Imagine an army of nearly 2,000 volunteers hunkering down for a three-year battle focused on rescuing 60 of America's worst-performing schools.
That's the vision behind School Turnaround AmeriCorps, a $15 million effort funded by the Department of Education and the Corporation for National and Community Service (CNCS). By matching up the muscle of AmeriCorps with the brains of education reformers, the School Turnaround program has the potential to make a real difference in the lives of countless disadvantaged students.
In announcing the program late last month, Wendy Spencer, the CEO of CNCS, was typically focused on national service as a solution to social problems, rather than an end in itself. "This partnership will expand the role of AmeriCorps members in helping students, teachers, parents and school administrators transform schools into models of achievement," she said. "We welcome new ideas that will result in the same outcome: schools that are putting children on the pathway to success."
There's no doubt that teachers and administrators in failing schools will appreciate the extra backup provided by this new program. Lacking external supports, our poorest children come to school each day in search of food, shelter, counseling, medical care and as well as a host of academic needs. All of those things take time, leaving teachers chronically overworked and under-supported. This is something I hear over and over again in my visits to schools around the country: Every time we provide supports for struggling students, teachers and principals feel supported, too.
But as much as I want to welcome the human capital provided by School Turnaround AmeriCorps, I can't help worrying about the human cost.
As it now stands, the new program is a grand experiment that inadvertently treats both students and volunteers as guinea pigs. Though the initial press releases tout "proven" techniques and "evidence-based" approaches, it turns out that program funding is not limited to organizations with a successful track record in dropout prevention, improved academic proficiency, school safety, family engagement and so forth. Instead, grant proposals are being solicited from any organization with the "promise of a strong theory" or a "well-specified conceptual framework."
When you're investing the time and effort of nearly 2,000 volunteers, I don't believe that strong theories and conceptual frameworks are sufficient. Many AmeriCorps volunteers will be young people getting a first taste of national service, and their energy and idealism are resources that we can ill afford to squander. Give them an early sense of accomplishment, make them a part of something truly life changing and you cement their commitment to a lifetime of service. But ask them to waste their energies on an ill-conceived experiment with a vague measure of success, and you risk the early onset of soul-crushing cynicism.
As for the students, is it morally acceptable to risk their future on a theoretical framework when we already have effective interventions backed by strong evaluations and years of quality improvements?
To clarify the moral argument, imagine for a moment that your child was seriously ill: No parent with financial means would turn first to a risky medical experiment just because the treatment was free or low-cost. Rather, we'd seek out the most experienced, most successful doctors we could find in order to give our child the very best shot at a full and quick recovery. Why, then, is it acceptable to subject the poorest children in the lowest-performing schools to a $15 million series of educational experiments, when proven "treatments" are readily available?

How to complete this task: According to the commentary on School Turnaround AmeriCorps, which two bodies fund the program? Rely only on the text above.

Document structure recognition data
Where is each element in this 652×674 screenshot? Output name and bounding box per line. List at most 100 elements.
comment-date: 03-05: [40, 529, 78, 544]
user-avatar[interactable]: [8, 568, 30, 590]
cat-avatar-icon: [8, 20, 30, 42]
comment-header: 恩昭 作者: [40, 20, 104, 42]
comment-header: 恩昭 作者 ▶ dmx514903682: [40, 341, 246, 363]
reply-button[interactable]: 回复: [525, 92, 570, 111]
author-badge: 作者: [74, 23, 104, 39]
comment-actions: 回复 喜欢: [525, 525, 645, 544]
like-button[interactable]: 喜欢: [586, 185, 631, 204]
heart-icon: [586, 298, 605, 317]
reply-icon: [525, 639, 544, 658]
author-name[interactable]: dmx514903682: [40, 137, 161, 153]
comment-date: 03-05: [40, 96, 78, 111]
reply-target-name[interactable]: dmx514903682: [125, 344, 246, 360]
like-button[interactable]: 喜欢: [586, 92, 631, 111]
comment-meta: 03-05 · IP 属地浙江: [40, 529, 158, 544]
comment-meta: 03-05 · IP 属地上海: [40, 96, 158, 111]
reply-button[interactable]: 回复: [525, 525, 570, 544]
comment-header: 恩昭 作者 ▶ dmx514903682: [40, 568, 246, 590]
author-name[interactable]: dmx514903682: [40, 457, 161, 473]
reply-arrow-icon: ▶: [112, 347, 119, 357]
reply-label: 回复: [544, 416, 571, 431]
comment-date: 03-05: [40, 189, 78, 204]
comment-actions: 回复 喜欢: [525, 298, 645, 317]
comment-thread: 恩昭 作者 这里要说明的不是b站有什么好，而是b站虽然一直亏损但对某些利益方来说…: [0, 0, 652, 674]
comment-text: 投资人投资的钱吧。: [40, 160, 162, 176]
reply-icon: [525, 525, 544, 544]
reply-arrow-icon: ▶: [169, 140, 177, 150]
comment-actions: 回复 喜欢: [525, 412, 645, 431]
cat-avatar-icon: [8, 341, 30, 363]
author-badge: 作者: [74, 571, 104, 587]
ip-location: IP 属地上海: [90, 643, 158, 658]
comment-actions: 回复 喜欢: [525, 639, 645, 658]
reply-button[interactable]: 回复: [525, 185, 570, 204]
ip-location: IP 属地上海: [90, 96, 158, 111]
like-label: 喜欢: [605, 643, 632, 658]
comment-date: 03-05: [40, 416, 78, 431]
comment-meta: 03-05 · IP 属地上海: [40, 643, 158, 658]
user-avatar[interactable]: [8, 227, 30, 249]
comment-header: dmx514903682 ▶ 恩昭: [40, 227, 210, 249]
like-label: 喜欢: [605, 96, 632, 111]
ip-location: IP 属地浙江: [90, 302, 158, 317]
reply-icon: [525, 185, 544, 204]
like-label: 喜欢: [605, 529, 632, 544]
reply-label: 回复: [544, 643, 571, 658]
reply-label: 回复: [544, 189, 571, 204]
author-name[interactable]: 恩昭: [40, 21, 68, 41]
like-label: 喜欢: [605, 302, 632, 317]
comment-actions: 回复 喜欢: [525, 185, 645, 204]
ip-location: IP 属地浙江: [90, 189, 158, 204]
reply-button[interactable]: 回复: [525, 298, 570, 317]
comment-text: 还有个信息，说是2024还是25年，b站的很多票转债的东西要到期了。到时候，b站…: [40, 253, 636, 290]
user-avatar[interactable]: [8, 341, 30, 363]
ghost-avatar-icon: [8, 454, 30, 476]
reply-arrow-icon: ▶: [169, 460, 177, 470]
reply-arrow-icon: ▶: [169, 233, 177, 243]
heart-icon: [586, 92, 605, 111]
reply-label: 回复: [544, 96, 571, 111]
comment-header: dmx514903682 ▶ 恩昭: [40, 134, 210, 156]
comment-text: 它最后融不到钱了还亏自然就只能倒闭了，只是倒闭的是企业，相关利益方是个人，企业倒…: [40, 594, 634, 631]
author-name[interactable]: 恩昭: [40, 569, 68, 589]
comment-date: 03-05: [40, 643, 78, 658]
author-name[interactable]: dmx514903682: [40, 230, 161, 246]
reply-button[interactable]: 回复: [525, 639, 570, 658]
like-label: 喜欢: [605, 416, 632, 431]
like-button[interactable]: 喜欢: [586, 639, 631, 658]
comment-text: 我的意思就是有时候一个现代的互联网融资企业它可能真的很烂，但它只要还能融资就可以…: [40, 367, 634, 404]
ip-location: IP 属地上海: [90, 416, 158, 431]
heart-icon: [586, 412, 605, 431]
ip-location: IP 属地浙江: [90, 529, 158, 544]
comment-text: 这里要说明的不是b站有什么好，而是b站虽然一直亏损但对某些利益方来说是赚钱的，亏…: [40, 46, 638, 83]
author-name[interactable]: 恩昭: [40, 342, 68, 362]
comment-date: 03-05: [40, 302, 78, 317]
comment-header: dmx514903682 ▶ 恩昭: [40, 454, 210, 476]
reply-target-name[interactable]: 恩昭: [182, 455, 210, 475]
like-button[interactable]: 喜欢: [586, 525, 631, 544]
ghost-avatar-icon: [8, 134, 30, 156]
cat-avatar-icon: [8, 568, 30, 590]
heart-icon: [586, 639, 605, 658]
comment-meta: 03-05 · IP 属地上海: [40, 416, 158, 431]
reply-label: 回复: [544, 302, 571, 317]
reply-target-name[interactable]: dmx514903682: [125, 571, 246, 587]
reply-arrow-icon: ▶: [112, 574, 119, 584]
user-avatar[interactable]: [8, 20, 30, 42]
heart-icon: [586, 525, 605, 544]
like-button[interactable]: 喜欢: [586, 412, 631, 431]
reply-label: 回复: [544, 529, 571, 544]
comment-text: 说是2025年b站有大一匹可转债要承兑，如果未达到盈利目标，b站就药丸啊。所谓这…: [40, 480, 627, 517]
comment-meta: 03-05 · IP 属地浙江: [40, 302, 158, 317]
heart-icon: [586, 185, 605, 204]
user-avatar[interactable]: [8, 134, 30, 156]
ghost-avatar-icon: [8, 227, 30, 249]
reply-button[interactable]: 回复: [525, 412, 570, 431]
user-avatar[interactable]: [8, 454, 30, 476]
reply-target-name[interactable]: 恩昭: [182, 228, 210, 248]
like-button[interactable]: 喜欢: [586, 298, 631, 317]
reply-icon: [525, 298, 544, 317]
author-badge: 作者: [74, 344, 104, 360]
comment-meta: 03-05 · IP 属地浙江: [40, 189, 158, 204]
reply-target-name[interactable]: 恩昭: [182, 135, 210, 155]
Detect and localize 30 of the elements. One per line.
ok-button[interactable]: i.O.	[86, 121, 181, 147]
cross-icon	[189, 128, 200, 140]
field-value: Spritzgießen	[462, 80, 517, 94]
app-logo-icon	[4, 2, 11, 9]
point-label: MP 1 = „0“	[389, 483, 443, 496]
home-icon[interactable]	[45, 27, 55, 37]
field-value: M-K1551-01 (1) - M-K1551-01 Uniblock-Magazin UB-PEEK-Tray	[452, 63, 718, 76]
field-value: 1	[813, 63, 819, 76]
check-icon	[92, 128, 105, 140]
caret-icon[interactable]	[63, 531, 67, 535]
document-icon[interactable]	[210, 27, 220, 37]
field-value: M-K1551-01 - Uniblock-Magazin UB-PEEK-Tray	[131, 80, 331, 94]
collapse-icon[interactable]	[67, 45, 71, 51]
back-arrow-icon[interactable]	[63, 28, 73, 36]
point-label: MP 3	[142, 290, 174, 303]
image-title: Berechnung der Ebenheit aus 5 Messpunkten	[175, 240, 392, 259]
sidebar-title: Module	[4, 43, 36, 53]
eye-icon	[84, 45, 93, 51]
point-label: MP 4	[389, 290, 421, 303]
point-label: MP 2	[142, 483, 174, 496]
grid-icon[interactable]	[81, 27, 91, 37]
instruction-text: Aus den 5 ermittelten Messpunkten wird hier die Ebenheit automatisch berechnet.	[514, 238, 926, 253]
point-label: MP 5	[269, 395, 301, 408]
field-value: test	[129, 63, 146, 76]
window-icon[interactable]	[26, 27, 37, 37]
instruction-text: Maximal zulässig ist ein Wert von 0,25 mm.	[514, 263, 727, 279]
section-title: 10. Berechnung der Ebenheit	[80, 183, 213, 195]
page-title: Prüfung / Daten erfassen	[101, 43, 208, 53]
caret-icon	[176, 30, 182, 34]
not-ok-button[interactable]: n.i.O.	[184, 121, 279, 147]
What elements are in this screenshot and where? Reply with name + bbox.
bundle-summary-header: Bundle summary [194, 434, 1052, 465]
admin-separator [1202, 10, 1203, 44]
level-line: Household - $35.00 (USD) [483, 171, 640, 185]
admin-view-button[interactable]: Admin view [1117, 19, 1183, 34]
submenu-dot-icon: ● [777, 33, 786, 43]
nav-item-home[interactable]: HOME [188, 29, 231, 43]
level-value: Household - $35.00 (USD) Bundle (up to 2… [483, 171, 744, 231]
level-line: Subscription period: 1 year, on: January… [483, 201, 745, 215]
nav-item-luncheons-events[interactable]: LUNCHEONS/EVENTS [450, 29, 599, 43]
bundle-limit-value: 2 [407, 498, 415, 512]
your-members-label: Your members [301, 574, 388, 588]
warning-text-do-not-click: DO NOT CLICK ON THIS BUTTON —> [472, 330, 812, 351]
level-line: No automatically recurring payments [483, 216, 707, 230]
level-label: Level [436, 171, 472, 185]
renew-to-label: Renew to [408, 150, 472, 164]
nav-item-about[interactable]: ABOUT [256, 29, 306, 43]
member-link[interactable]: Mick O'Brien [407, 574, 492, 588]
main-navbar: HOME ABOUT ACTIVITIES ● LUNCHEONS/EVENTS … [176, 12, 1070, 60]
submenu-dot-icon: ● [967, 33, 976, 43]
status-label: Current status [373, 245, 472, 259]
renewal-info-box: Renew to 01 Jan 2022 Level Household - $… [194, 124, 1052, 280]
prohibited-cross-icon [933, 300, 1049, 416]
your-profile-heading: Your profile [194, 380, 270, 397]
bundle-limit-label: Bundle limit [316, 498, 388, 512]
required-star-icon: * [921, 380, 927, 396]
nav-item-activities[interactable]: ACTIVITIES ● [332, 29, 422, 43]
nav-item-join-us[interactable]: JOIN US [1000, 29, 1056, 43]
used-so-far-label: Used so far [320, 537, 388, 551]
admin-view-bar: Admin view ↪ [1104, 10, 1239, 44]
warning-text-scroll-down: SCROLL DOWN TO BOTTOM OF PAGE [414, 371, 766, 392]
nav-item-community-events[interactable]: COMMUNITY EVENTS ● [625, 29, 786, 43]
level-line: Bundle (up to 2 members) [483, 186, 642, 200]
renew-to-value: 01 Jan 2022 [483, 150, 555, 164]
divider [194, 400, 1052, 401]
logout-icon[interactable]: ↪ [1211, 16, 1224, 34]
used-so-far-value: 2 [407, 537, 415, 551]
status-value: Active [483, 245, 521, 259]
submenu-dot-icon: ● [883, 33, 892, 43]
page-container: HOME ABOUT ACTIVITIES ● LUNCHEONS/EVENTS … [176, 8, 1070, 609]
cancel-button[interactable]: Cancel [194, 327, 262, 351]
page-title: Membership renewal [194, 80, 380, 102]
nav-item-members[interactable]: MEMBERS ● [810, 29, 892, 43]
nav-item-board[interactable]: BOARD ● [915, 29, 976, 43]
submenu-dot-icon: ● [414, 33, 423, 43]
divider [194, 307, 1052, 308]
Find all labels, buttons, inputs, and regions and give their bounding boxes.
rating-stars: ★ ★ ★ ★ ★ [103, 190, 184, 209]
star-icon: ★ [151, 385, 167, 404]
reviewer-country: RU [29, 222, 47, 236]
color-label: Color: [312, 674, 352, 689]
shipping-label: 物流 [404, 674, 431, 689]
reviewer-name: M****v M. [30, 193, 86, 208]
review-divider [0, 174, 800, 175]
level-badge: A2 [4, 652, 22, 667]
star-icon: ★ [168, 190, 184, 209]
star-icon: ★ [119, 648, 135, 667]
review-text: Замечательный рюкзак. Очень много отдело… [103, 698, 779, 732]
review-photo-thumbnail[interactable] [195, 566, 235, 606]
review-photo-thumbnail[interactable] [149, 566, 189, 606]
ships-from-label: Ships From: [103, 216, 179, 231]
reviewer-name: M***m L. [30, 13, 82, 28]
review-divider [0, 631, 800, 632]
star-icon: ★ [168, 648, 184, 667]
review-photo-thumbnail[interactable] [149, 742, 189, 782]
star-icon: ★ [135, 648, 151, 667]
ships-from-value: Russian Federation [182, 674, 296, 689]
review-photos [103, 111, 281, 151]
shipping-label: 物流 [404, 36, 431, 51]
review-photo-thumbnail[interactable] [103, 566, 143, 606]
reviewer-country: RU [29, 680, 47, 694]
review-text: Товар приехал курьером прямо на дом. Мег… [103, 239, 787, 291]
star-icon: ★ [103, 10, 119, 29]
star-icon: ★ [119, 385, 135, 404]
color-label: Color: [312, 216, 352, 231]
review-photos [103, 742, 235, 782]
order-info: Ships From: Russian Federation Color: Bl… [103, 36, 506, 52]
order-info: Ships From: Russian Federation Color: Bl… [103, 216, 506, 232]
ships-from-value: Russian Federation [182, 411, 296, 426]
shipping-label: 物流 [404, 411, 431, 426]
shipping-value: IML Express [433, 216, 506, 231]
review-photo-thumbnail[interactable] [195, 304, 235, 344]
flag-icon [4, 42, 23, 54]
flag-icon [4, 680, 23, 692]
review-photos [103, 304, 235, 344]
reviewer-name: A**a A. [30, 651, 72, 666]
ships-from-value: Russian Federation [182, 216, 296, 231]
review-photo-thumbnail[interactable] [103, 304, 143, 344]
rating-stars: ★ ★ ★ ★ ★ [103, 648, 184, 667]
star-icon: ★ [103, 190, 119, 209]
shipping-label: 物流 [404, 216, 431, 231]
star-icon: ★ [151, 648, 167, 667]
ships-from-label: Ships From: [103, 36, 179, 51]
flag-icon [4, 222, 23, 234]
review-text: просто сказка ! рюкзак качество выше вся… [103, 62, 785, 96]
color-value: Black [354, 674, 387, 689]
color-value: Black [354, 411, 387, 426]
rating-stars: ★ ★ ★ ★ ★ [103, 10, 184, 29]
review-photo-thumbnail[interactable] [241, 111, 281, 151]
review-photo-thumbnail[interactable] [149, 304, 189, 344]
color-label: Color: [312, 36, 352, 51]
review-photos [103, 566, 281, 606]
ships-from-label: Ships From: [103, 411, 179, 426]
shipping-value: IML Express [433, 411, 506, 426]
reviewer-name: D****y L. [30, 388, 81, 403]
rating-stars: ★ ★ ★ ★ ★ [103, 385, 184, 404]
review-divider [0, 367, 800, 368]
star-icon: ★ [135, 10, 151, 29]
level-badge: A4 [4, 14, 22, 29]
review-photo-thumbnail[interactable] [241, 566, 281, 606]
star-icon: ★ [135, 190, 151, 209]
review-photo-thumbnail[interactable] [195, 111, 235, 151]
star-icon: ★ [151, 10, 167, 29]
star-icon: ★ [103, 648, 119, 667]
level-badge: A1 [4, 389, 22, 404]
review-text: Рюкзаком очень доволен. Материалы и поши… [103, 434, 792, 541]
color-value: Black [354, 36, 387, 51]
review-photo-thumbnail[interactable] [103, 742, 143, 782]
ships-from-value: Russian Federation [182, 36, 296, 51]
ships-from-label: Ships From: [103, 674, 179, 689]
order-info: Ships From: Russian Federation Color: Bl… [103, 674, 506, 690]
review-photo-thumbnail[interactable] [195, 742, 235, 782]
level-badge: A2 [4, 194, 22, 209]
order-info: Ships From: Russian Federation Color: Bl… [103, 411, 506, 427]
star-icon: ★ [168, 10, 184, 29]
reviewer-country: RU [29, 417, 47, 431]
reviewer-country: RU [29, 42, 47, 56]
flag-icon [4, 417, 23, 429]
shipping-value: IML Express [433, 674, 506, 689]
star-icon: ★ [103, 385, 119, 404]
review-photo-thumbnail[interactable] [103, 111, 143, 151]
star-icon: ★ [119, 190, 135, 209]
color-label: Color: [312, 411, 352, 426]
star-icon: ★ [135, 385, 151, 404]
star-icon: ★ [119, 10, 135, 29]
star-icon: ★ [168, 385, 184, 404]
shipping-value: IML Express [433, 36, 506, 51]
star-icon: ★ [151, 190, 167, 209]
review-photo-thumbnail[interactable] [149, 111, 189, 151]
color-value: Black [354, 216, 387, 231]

Answer space: The Department of Education and the Corporation for National and Community Service (CNCS).